_SHORT TASK_. Could the lines from the one with "Read this page and output its text content." through the end of the listing be restated exactly, with nothing else included?

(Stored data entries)

■ ■ ■

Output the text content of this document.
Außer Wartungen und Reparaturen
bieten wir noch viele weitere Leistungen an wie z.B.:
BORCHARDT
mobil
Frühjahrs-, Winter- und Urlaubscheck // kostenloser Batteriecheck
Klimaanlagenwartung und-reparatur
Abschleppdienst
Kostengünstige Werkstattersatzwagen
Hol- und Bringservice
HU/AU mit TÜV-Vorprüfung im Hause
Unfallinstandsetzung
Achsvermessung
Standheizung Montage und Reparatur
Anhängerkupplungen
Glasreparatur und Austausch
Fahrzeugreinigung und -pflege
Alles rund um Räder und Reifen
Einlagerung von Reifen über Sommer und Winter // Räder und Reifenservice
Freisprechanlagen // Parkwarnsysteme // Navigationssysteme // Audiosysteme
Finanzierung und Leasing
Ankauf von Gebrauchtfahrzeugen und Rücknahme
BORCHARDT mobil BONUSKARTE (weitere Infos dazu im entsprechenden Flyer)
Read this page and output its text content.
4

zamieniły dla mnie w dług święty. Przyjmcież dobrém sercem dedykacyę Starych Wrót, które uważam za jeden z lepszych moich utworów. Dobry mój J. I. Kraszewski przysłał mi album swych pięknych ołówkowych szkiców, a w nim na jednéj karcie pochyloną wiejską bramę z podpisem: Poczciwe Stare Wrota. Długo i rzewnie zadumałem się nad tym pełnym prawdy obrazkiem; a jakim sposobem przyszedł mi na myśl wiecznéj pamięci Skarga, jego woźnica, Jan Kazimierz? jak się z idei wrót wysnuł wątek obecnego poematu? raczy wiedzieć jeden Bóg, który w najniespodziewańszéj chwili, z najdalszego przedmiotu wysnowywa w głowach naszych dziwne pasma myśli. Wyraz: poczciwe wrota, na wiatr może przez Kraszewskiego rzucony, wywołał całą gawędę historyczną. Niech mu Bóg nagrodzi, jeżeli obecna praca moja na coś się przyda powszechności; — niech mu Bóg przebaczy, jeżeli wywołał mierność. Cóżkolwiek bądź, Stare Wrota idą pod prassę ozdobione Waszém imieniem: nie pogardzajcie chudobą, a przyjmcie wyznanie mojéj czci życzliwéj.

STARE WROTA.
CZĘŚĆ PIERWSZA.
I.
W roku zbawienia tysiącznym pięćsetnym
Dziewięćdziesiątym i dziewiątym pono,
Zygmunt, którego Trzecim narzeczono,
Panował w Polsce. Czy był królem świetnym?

■ ■ ■

_FINISHED TASK_.
Read this page and output its text content.
4

zamieniły dla mnie w dług święty. Przyjmcież dobrém sercem dedykacyę Starych Wrót, które uważam za jeden z lepszych moich utworów. Dobry mój J. I. Kraszewski przysłał mi album swych pięknych ołówkowych szkiców, a w nim na jednéj karcie pochyloną wiejską bramę z podpisem: Poczciwe Stare Wrota. Długo i rzewnie zadumałem się nad tym pełnym prawdy obrazkiem; a jakim sposobem przyszedł mi na myśl wiecznéj pamięci Skarga, jego woźnica, Jan Kazimierz? jak się z idei wrót wysnuł wątek obecnego poematu? raczy wiedzieć jeden Bóg, który w najniespodziewańszéj chwili, z najdalszego przedmiotu wysnowywa w głowach naszych dziwne pasma myśli. Wyraz: poczciwe wrota, na wiatr może przez Kraszewskiego rzucony, wywołał całą gawędę historyczną. Niech mu Bóg nagrodzi, jeżeli obecna praca moja na coś się przyda powszechności; — niech mu Bóg przebaczy, jeżeli wywołał mierność. Cóżkolwiek bądź, Stare Wrota idą pod prassę ozdobione Waszém imieniem: nie pogardzajcie chudobą, a przyjmcie wyznanie mojéj czci życzliwéj.

STARE WROTA.
CZĘŚĆ PIERWSZA.
I.
W roku zbawienia tysiącznym pięćsetnym
Dziewięćdziesiątym i dziewiątym pono,
Zygmunt, którego Trzecim narzeczono,
Panował w Polsce. Czy był królem świetnym?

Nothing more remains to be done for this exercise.